Give the rows below as a JSON list of strings with one string per line, leaving out any blank lines.

Lines of data:
## start

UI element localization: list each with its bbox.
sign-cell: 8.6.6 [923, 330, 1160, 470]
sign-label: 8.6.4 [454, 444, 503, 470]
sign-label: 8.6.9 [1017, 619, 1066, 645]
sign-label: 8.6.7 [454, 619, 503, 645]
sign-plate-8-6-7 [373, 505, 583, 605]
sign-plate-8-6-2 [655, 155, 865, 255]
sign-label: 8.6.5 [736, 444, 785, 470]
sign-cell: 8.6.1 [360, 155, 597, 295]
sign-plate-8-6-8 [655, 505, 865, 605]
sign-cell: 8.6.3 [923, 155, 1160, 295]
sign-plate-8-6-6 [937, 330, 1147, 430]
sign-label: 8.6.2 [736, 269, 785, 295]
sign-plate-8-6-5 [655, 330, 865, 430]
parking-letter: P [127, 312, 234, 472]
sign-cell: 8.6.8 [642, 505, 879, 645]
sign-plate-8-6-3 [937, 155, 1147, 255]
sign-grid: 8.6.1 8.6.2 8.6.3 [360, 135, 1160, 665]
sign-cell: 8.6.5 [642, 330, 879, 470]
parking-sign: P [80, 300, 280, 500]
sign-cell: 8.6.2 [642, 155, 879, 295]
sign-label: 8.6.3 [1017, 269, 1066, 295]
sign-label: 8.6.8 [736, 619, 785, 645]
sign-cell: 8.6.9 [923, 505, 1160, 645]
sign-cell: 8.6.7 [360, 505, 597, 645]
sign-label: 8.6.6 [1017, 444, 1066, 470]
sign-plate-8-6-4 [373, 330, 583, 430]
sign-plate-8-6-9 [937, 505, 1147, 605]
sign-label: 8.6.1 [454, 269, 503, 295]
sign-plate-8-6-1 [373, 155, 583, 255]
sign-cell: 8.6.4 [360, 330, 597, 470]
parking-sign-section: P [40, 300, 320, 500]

## end

**Answer to this exercise:**
[
  "UI element localization: list each with its bbox.",
  "sign-cell: 8.6.6 [923, 330, 1160, 470]",
  "sign-label: 8.6.4 [454, 444, 503, 470]",
  "sign-label: 8.6.9 [1017, 619, 1066, 645]",
  "sign-label: 8.6.7 [454, 619, 503, 645]",
  "sign-plate-8-6-7 [373, 505, 583, 605]",
  "sign-plate-8-6-2 [655, 155, 865, 255]",
  "sign-label: 8.6.5 [736, 444, 785, 470]",
  "sign-cell: 8.6.1 [360, 155, 597, 295]",
  "sign-plate-8-6-8 [655, 505, 865, 605]",
  "sign-cell: 8.6.3 [923, 155, 1160, 295]",
  "sign-plate-8-6-6 [937, 330, 1147, 430]",
  "sign-label: 8.6.2 [736, 269, 785, 295]",
  "sign-plate-8-6-5 [655, 330, 865, 430]",
  "parking-letter: P [127, 312, 234, 472]",
  "sign-cell: 8.6.8 [642, 505, 879, 645]",
  "sign-plate-8-6-3 [937, 155, 1147, 255]",
  "sign-grid: 8.6.1 8.6.2 8.6.3 [360, 135, 1160, 665]",
  "sign-cell: 8.6.5 [642, 330, 879, 470]",
  "parking-sign: P [80, 300, 280, 500]",
  "sign-cell: 8.6.2 [642, 155, 879, 295]",
  "sign-label: 8.6.3 [1017, 269, 1066, 295]",
  "sign-label: 8.6.8 [736, 619, 785, 645]",
  "sign-cell: 8.6.9 [923, 505, 1160, 645]",
  "sign-cell: 8.6.7 [360, 505, 597, 645]",
  "sign-label: 8.6.6 [1017, 444, 1066, 470]",
  "sign-plate-8-6-4 [373, 330, 583, 430]",
  "sign-plate-8-6-9 [937, 505, 1147, 605]",
  "sign-label: 8.6.1 [454, 269, 503, 295]",
  "sign-plate-8-6-1 [373, 155, 583, 255]",
  "sign-cell: 8.6.4 [360, 330, 597, 470]",
  "parking-sign-section: P [40, 300, 320, 500]"
]